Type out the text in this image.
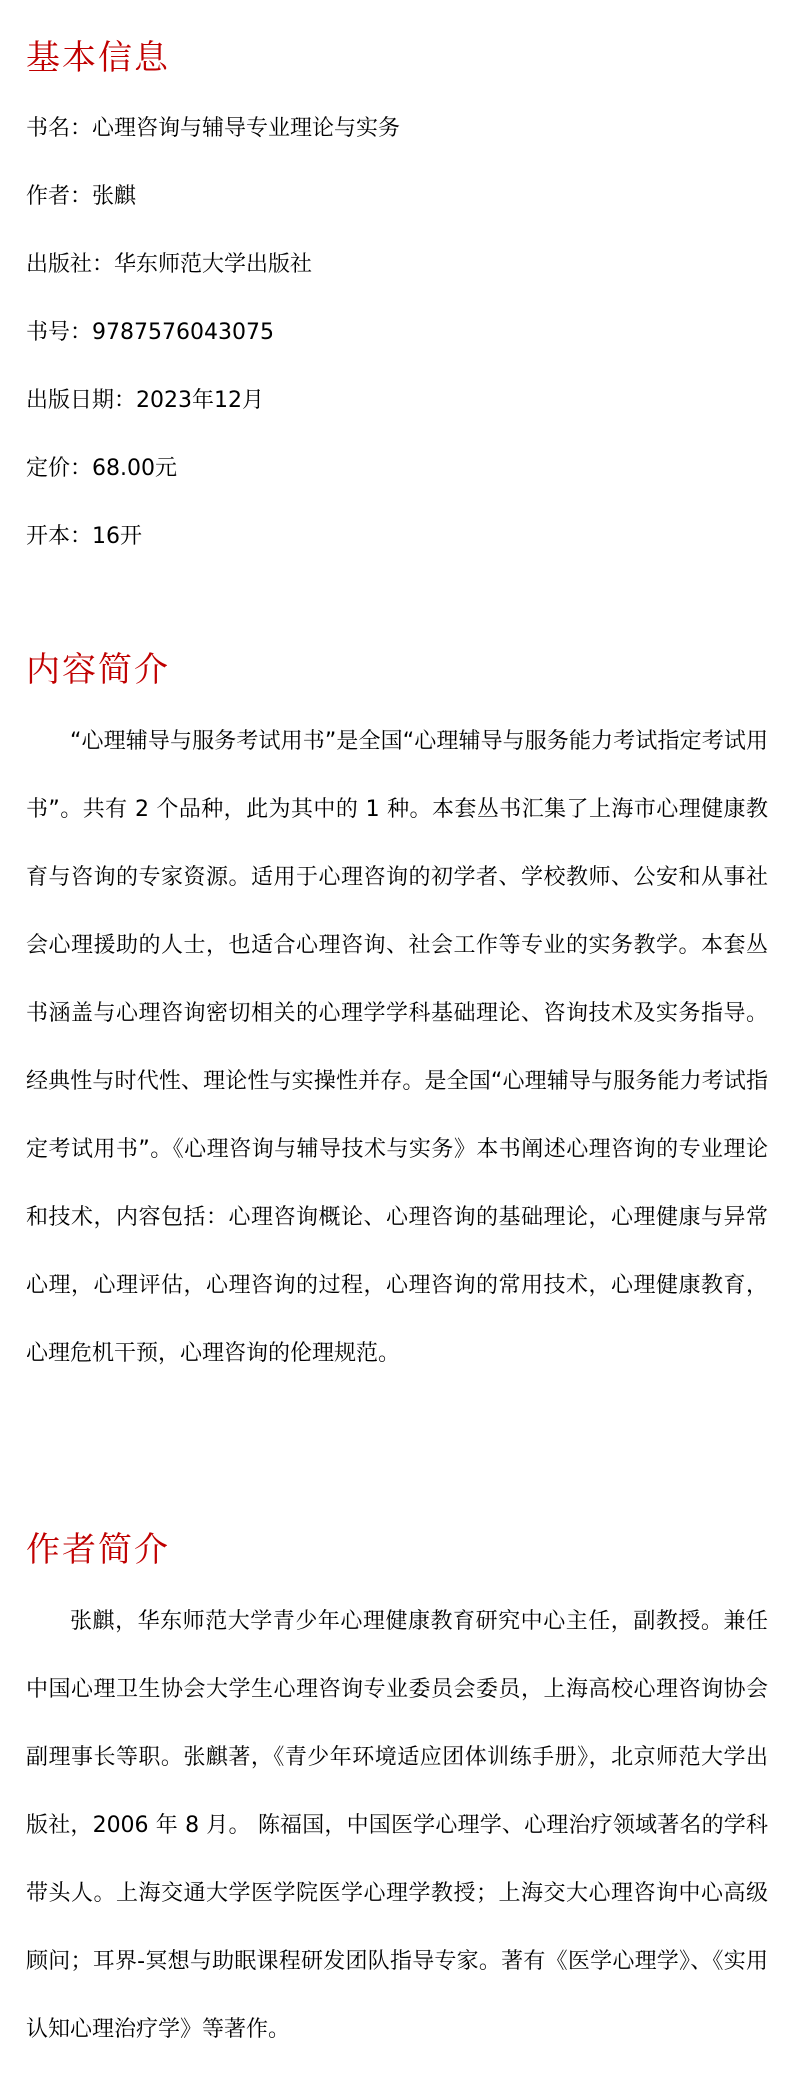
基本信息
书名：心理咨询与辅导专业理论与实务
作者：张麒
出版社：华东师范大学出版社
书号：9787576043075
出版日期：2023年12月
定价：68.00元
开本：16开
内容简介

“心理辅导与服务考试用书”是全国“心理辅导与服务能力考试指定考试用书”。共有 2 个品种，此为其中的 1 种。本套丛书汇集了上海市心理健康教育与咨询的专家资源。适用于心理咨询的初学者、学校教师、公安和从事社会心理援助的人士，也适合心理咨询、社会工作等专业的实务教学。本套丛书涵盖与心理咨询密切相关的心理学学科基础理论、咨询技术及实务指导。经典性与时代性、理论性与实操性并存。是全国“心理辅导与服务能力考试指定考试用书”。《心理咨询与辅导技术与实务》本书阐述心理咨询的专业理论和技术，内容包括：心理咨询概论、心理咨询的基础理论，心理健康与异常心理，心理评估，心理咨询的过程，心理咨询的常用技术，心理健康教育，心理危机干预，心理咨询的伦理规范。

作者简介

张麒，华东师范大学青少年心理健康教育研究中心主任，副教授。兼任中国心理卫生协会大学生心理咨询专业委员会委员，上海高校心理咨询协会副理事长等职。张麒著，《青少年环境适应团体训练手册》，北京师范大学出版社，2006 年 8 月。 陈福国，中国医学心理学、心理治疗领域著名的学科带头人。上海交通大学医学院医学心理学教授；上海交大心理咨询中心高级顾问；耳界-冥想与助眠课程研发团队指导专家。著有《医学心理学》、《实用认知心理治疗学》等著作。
...
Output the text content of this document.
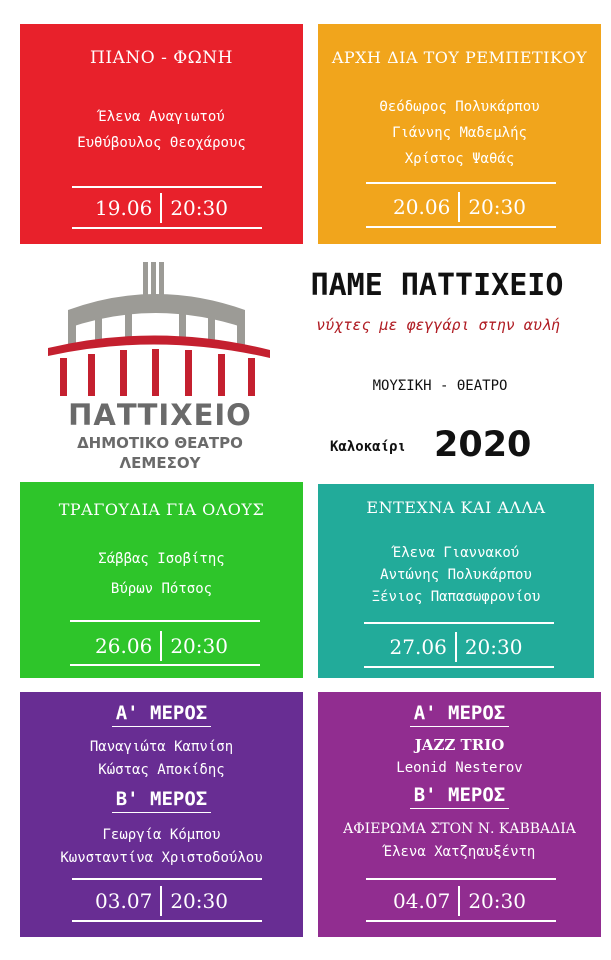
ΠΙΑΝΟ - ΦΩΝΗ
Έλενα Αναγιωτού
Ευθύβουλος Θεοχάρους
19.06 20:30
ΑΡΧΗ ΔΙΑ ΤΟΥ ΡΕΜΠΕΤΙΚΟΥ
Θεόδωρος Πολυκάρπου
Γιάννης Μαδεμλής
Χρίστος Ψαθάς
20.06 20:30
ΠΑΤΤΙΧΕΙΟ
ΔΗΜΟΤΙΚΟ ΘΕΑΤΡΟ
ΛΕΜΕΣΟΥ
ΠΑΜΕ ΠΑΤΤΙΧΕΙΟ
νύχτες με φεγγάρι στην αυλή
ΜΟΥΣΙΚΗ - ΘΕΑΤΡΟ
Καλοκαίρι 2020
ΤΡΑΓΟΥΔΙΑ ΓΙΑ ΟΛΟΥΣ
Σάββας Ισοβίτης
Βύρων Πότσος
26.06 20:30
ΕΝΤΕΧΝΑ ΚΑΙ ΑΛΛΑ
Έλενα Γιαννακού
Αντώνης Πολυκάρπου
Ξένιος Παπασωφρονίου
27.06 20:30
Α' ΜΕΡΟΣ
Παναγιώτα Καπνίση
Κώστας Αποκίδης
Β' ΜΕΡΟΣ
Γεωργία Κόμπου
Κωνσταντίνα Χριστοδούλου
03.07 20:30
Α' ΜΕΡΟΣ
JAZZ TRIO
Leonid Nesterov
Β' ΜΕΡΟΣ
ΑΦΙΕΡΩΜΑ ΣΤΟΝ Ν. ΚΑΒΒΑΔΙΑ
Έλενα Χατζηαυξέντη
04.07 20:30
==
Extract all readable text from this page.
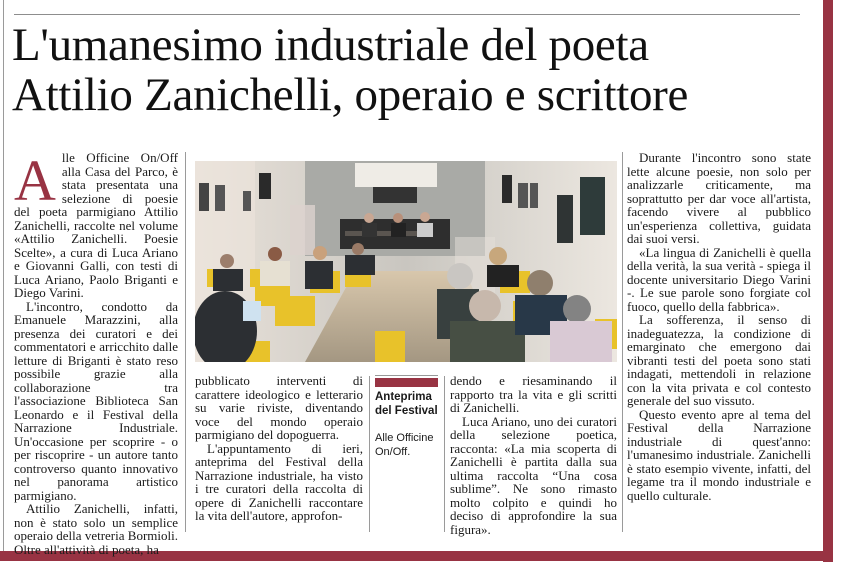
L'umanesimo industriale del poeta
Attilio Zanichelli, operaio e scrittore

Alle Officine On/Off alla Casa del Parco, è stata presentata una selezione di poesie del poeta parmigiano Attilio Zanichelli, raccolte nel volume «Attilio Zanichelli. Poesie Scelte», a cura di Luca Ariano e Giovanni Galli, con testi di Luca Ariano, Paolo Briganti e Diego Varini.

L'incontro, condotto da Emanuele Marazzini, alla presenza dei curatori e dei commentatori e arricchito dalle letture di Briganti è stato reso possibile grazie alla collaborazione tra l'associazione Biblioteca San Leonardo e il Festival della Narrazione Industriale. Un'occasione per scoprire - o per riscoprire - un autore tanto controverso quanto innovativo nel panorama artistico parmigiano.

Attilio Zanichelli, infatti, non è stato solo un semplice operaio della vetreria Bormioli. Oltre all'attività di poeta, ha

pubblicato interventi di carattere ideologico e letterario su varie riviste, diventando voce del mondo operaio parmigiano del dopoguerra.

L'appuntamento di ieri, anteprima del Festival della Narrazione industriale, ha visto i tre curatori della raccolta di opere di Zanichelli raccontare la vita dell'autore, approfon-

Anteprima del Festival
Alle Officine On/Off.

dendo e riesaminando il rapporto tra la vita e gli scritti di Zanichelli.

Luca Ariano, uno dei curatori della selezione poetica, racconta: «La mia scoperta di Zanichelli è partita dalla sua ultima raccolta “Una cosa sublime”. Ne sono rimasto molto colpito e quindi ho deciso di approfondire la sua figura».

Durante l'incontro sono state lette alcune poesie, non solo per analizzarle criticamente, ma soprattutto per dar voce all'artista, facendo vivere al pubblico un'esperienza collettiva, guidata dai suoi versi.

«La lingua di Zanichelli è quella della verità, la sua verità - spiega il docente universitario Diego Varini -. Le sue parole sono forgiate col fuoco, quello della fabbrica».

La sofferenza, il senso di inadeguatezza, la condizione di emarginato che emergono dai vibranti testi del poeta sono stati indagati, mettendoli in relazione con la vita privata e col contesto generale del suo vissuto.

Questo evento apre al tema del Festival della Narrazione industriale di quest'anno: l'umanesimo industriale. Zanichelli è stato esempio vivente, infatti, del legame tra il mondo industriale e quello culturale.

REQUIREMENT:
Return each line of the data that contains the string "poesie".

REPLY:
Alle Officine On/Off alla Casa del Parco, è stata presentata una selezione di poesie del poeta parmigiano Attilio Zanichelli, raccolte nel volume «Attilio Zanichelli. Poesie Scelte», a cura di Luca Ariano e Giovanni Galli, con testi di Luca Ariano, Paolo Briganti e Diego Varini.
Durante l'incontro sono state lette alcune poesie, non solo per analizzarle criticamente, ma soprattutto per dar voce all'artista, facendo vivere al pubblico un'esperienza collettiva, guidata dai suoi versi.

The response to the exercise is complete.